## Given records
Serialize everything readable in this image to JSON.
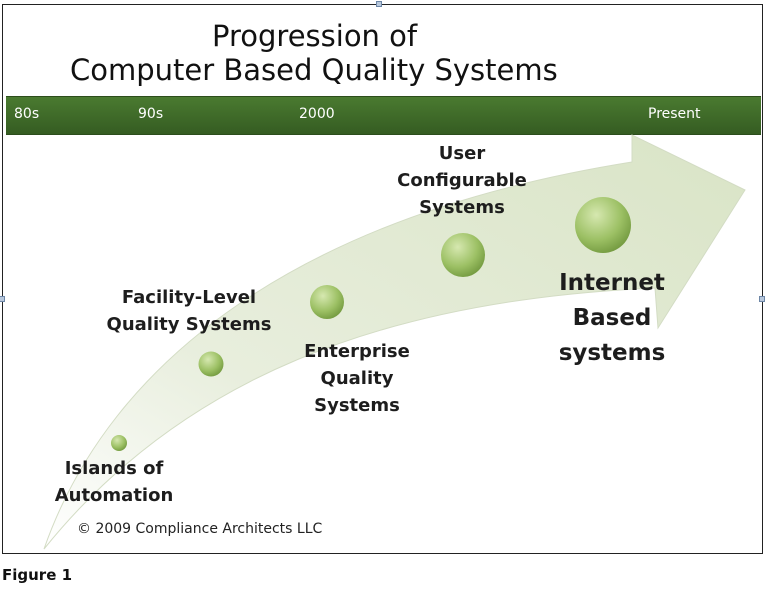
{
  "title": {
    "line1": "Progression of",
    "line2": "Computer Based Quality Systems"
  },
  "timeline": {
    "color": "#3f6b29",
    "eras": [
      "80s",
      "90s",
      "2000",
      "Present"
    ]
  },
  "stages": [
    {
      "lines": [
        "Islands of",
        "Automation"
      ]
    },
    {
      "lines": [
        "Facility-Level",
        "Quality Systems"
      ]
    },
    {
      "lines": [
        "Enterprise",
        "Quality",
        "Systems"
      ]
    },
    {
      "lines": [
        "User",
        "Configurable",
        "Systems"
      ]
    },
    {
      "lines": [
        "Internet",
        "Based",
        "systems"
      ]
    }
  ],
  "copyright": "© 2009 Compliance Architects LLC",
  "caption": "Figure 1",
  "colors": {
    "arrow_fill": "#e2ead4",
    "node_light": "#cfe3a8",
    "node_dark": "#7fa548"
  }
}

## Prompt
Your copy should match the records word for word, with the pictures removed.

## Solution to this problem
Serialize everything readable in this image to JSON.
{
  "title": {
    "line1": "Progression of",
    "line2": "Computer Based Quality Systems"
  },
  "timeline": {
    "color": "#3f6b29",
    "eras": [
      "80s",
      "90s",
      "2000",
      "Present"
    ]
  },
  "stages": [
    {
      "lines": [
        "Islands of",
        "Automation"
      ]
    },
    {
      "lines": [
        "Facility-Level",
        "Quality Systems"
      ]
    },
    {
      "lines": [
        "Enterprise",
        "Quality",
        "Systems"
      ]
    },
    {
      "lines": [
        "User",
        "Configurable",
        "Systems"
      ]
    },
    {
      "lines": [
        "Internet",
        "Based",
        "systems"
      ]
    }
  ],
  "copyright": "© 2009 Compliance Architects LLC",
  "caption": "Figure 1",
  "colors": {
    "arrow_fill": "#e2ead4",
    "node_light": "#cfe3a8",
    "node_dark": "#7fa548"
  }
}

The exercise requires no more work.